**Job**
Write out all of the records precisely. Skip anything that is a picture.

**Records for this exercise**
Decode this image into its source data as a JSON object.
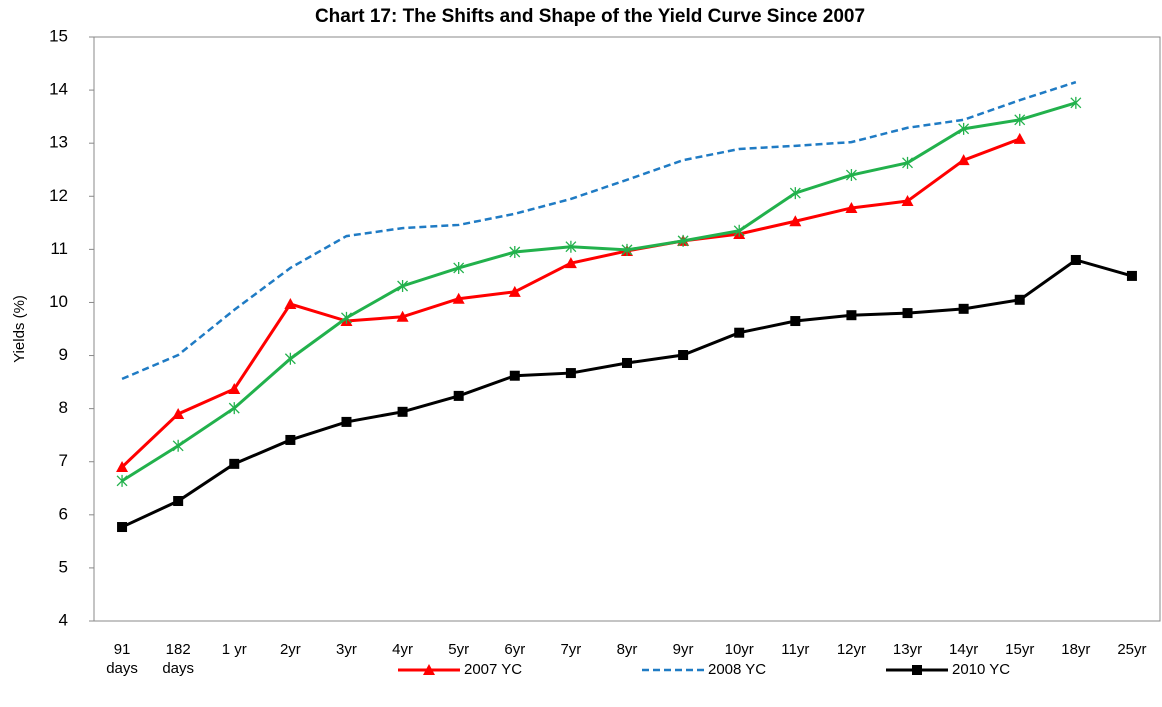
{
  "chart_data": {
    "type": "line",
    "title": "Chart 17: The Shifts and Shape of the Yield Curve Since 2007",
    "y_label": "Yields (%)",
    "categories": [
      "91 days",
      "182 days",
      "1 yr",
      "2yr",
      "3yr",
      "4yr",
      "5yr",
      "6yr",
      "7yr",
      "8yr",
      "9yr",
      "10yr",
      "11yr",
      "12yr",
      "13yr",
      "14yr",
      "15yr",
      "18yr",
      "25yr"
    ],
    "series": [
      {
        "name": "2007 YC",
        "color": "#ff0000",
        "marker": "triangle",
        "values": [
          6.9,
          7.9,
          8.37,
          9.97,
          9.65,
          9.73,
          10.07,
          10.2,
          10.74,
          10.97,
          11.16,
          11.29,
          11.53,
          11.78,
          11.91,
          12.68,
          13.08,
          null,
          null
        ]
      },
      {
        "name": "2008 YC",
        "color": "#1f7bc4",
        "dashed": true,
        "values": [
          8.56,
          9.01,
          9.86,
          10.65,
          11.25,
          11.4,
          11.46,
          11.67,
          11.95,
          12.31,
          12.68,
          12.89,
          12.95,
          13.02,
          13.29,
          13.44,
          13.81,
          14.15,
          null
        ]
      },
      {
        "color": "#22b14c",
        "marker": "star",
        "values": [
          6.64,
          7.3,
          8.01,
          8.94,
          9.71,
          10.31,
          10.65,
          10.95,
          11.05,
          10.99,
          11.16,
          11.35,
          12.06,
          12.4,
          12.63,
          13.27,
          13.44,
          13.76,
          null
        ]
      },
      {
        "name": "2010 YC",
        "color": "#000000",
        "marker": "square",
        "values": [
          5.77,
          6.26,
          6.96,
          7.41,
          7.75,
          7.94,
          8.24,
          8.62,
          8.67,
          8.86,
          9.01,
          9.43,
          9.65,
          9.76,
          9.8,
          9.88,
          10.05,
          10.8,
          10.5
        ]
      }
    ],
    "ylim": [
      4,
      15
    ],
    "yticks": [
      4,
      5,
      6,
      7,
      8,
      9,
      10,
      11,
      12,
      13,
      14,
      15
    ],
    "grid": false,
    "legend": "bottom"
  }
}
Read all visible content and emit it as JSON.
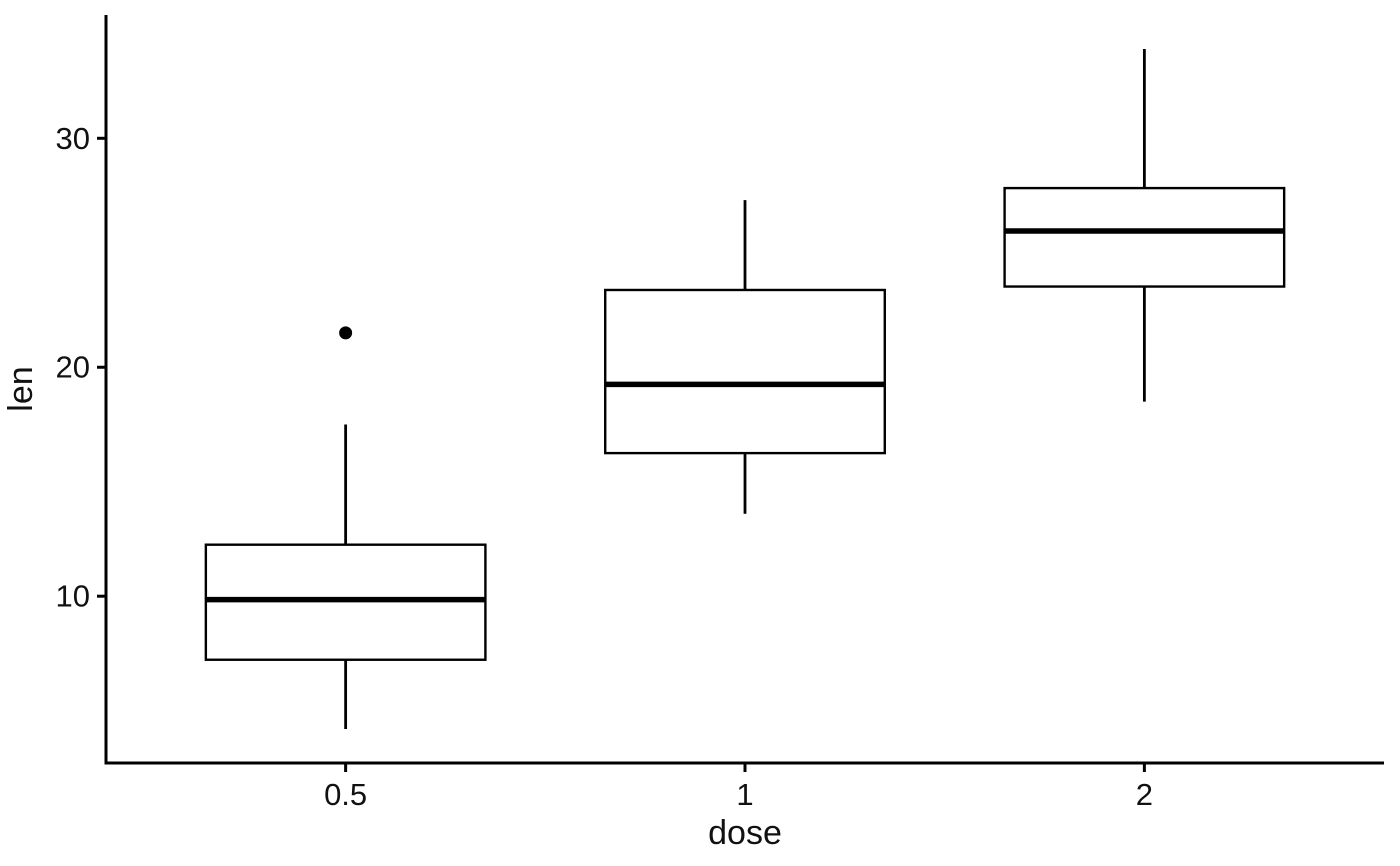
{
  "figure": {
    "background": "#ffffff"
  },
  "chart_data": {
    "type": "boxplot",
    "title": "",
    "xlabel": "dose",
    "ylabel": "len",
    "categories": [
      "0.5",
      "1",
      "2"
    ],
    "y_axis_ticks": [
      "10",
      "20",
      "30"
    ],
    "y_tick_values": [
      10,
      20,
      30
    ],
    "ylim": [
      2.715,
      35.385
    ],
    "grid": "off",
    "legend": "none",
    "orientation": "vertical",
    "series": [
      {
        "category": "0.5",
        "whisker_low": 4.2,
        "q1": 7.225,
        "median": 9.85,
        "q3": 12.25,
        "whisker_high": 17.5,
        "outliers": [
          21.5
        ]
      },
      {
        "category": "1",
        "whisker_low": 13.6,
        "q1": 16.25,
        "median": 19.25,
        "q3": 23.375,
        "whisker_high": 27.3,
        "outliers": []
      },
      {
        "category": "2",
        "whisker_low": 18.5,
        "q1": 23.525,
        "median": 25.95,
        "q3": 27.825,
        "whisker_high": 33.9,
        "outliers": []
      }
    ],
    "colors": {
      "axis_line": "#000000",
      "box_stroke": "#000000",
      "median_line": "#000000",
      "whisker_line": "#000000",
      "outlier_point": "#000000",
      "text": "#111111",
      "box_fill": "#ffffff",
      "background": "#ffffff"
    }
  }
}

**Output**
Decode this image into its source data as a JSON object.
{
  "chart_data": {
    "type": "line",
    "title": "Chart 17: The Shifts and Shape of the Yield Curve Since 2007",
    "y_label": "Yields (%)",
    "categories": [
      "91 days",
      "182 days",
      "1 yr",
      "2yr",
      "3yr",
      "4yr",
      "5yr",
      "6yr",
      "7yr",
      "8yr",
      "9yr",
      "10yr",
      "11yr",
      "12yr",
      "13yr",
      "14yr",
      "15yr",
      "18yr",
      "25yr"
    ],
    "series": [
      {
        "name": "2007 YC",
        "color": "#ff0000",
        "marker": "triangle",
        "values": [
          6.9,
          7.9,
          8.37,
          9.97,
          9.65,
          9.73,
          10.07,
          10.2,
          10.74,
          10.97,
          11.16,
          11.29,
          11.53,
          11.78,
          11.91,
          12.68,
          13.08,
          null,
          null
        ]
      },
      {
        "name": "2008 YC",
        "color": "#1f7bc4",
        "dashed": true,
        "values": [
          8.56,
          9.01,
          9.86,
          10.65,
          11.25,
          11.4,
          11.46,
          11.67,
          11.95,
          12.31,
          12.68,
          12.89,
          12.95,
          13.02,
          13.29,
          13.44,
          13.81,
          14.15,
          null
        ]
      },
      {
        "color": "#22b14c",
        "marker": "star",
        "values": [
          6.64,
          7.3,
          8.01,
          8.94,
          9.71,
          10.31,
          10.65,
          10.95,
          11.05,
          10.99,
          11.16,
          11.35,
          12.06,
          12.4,
          12.63,
          13.27,
          13.44,
          13.76,
          null
        ]
      },
      {
        "name": "2010 YC",
        "color": "#000000",
        "marker": "square",
        "values": [
          5.77,
          6.26,
          6.96,
          7.41,
          7.75,
          7.94,
          8.24,
          8.62,
          8.67,
          8.86,
          9.01,
          9.43,
          9.65,
          9.76,
          9.8,
          9.88,
          10.05,
          10.8,
          10.5
        ]
      }
    ],
    "ylim": [
      4,
      15
    ],
    "yticks": [
      4,
      5,
      6,
      7,
      8,
      9,
      10,
      11,
      12,
      13,
      14,
      15
    ],
    "grid": false,
    "legend": "bottom"
  }
}
Read all visible content and emit it as JSON.
{
  "figure": {
    "background": "#ffffff"
  },
  "chart_data": {
    "type": "boxplot",
    "title": "",
    "xlabel": "dose",
    "ylabel": "len",
    "categories": [
      "0.5",
      "1",
      "2"
    ],
    "y_axis_ticks": [
      "10",
      "20",
      "30"
    ],
    "y_tick_values": [
      10,
      20,
      30
    ],
    "ylim": [
      2.715,
      35.385
    ],
    "grid": "off",
    "legend": "none",
    "orientation": "vertical",
    "series": [
      {
        "category": "0.5",
        "whisker_low": 4.2,
        "q1": 7.225,
        "median": 9.85,
        "q3": 12.25,
        "whisker_high": 17.5,
        "outliers": [
          21.5
        ]
      },
      {
        "category": "1",
        "whisker_low": 13.6,
        "q1": 16.25,
        "median": 19.25,
        "q3": 23.375,
        "whisker_high": 27.3,
        "outliers": []
      },
      {
        "category": "2",
        "whisker_low": 18.5,
        "q1": 23.525,
        "median": 25.95,
        "q3": 27.825,
        "whisker_high": 33.9,
        "outliers": []
      }
    ],
    "colors": {
      "axis_line": "#000000",
      "box_stroke": "#000000",
      "median_line": "#000000",
      "whisker_line": "#000000",
      "outlier_point": "#000000",
      "text": "#111111",
      "box_fill": "#ffffff",
      "background": "#ffffff"
    }
  }
}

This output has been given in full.